- [Task to carry out]: The excerpt below discusses HCN4 channels, ivabradine, and cardiac pacemaking. List every previously identified property of f/HCN4 channel block by ivabradine that it names.

- [Selected excerpt]:
-- -- --
Combining mutagenesis investigation and homology modelling of the HCN4 model has then provided the first evidence that ivabradine binds to the channel within an inner channel cavity below the pore, and interacts with specific residues lining the same cavity. That study provided an interpretation of previously identified properties of f/HCN4 channel block by ivabradine including the ‘‘open channel block’’, the current-dependence of block and the property of "trapping" of drug molecules in the closed configuration (Bucchi et al 2013). Docking of ivabradine molecules to the inner cavity of a Cryo-EM-resolved structure of the HCN4 channel has been confirmed more recently (Saponaro et al, 2021, figure 5).
More detailed knowledge of structural molecule-channel interaction will be useful in the perspective of the development of isoform-specific blockers. This is especially desirable in view of the role of defective HCN1 and HCN2 isoforms in neurological diseases such as epilepsy and neuropathic/inflammatory pain transmission.
Cardiac arrhythmias include complex and multifactorial disorders of cardiac rhythm. In the Sinus Node Disease (SND) syndrome, the sinoatrial node (SAN), the natural cardiac pacemaker region of the heart, fails to generate or propagate normal action potentials. This may lead to severe bradycardia and atrio-ventricular node block, conditions that often require implantation of an electronic pacemaker as the only possible therapy.
The aim of “biological pacemaker” studies is to create, within otherwise silent or defective tissue, a cellular substrate able to autonomously generate rhythmic, spontaneous activity, with the ultimate goal of eventually replacing the electronic devices implanted today with biological ones.
-- -- --
- [Extracted information]:
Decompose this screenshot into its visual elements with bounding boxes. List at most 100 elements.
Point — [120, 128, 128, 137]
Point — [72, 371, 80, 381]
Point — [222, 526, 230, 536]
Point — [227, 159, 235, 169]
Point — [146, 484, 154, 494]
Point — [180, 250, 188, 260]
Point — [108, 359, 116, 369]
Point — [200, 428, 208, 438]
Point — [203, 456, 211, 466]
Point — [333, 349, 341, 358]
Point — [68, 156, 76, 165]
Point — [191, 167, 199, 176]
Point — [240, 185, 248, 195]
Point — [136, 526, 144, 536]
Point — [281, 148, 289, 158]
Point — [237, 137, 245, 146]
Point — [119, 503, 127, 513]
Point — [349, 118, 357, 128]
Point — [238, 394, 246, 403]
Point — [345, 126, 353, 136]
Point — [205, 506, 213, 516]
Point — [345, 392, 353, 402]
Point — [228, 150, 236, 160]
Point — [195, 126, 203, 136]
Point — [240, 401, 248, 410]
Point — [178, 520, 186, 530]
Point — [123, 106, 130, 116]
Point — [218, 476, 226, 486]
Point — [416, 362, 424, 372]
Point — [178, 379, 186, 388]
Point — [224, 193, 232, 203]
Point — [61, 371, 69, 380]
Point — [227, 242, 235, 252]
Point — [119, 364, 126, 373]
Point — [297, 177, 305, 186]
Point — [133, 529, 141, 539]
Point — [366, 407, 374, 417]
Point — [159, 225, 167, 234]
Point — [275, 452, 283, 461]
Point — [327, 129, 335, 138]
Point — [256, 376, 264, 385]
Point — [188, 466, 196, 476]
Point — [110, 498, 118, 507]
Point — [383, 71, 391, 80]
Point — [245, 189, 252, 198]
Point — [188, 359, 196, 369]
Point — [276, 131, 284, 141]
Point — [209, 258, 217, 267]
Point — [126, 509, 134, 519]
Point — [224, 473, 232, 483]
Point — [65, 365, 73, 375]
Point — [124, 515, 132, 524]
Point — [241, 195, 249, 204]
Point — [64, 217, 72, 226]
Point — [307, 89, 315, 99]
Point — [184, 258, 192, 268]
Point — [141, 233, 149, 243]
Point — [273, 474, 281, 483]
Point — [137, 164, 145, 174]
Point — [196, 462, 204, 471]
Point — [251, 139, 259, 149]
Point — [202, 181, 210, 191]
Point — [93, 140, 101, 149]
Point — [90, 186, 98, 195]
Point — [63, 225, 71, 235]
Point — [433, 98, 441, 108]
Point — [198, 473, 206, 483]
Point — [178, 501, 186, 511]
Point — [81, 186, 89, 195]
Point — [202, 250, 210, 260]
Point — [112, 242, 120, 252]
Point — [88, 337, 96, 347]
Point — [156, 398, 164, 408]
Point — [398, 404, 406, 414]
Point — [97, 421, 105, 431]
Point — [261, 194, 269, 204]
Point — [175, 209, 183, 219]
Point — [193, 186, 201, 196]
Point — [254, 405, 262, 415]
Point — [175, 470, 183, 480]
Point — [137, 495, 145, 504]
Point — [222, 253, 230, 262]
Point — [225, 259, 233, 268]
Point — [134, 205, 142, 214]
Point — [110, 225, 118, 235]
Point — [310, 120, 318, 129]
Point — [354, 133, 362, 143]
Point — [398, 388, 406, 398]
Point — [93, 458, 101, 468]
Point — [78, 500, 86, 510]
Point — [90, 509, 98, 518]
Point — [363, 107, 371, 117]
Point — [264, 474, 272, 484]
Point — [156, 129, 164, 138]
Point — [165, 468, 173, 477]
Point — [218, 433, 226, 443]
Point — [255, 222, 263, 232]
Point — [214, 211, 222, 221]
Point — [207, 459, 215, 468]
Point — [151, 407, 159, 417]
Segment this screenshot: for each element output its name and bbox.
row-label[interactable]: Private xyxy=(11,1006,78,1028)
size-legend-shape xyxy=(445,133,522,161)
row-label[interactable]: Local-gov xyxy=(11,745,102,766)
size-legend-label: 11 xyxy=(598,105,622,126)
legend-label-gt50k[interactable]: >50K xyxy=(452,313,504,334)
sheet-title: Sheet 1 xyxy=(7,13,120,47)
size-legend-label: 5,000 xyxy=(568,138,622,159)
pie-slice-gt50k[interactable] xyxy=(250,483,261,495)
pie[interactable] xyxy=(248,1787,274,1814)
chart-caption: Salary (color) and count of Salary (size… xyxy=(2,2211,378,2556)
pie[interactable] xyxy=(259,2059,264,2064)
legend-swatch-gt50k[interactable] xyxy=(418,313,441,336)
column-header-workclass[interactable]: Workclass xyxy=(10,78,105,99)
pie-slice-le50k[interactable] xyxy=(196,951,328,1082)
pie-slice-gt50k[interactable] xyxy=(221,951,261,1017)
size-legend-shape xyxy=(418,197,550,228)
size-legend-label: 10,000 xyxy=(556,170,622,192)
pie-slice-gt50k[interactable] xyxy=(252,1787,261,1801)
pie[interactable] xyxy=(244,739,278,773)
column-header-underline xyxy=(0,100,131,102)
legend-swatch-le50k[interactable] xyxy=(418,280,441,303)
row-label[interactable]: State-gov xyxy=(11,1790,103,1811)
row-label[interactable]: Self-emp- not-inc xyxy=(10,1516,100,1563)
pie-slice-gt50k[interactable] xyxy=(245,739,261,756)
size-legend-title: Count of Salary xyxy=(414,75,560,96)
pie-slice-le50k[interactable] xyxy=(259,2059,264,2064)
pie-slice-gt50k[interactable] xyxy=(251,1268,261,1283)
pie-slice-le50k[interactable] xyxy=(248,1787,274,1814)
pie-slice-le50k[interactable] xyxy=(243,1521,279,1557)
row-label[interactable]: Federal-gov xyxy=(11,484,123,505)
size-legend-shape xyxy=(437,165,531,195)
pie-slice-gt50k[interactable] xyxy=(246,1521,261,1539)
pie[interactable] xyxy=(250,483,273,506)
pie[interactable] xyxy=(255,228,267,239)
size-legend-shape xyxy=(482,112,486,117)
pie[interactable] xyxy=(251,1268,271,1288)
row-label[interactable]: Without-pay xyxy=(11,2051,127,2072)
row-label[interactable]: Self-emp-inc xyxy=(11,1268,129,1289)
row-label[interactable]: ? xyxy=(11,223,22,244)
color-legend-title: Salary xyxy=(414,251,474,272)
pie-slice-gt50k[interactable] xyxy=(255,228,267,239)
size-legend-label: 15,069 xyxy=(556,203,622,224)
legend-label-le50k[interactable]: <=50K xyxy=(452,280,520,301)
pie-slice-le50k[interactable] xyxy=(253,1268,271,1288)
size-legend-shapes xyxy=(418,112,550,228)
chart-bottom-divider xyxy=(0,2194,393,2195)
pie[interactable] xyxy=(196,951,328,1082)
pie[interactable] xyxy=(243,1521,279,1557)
-- -- --
- [Answer section]:
- The "open channel block"
- The current-dependence of block
- The "trapping" of drug molecules in the closed configuration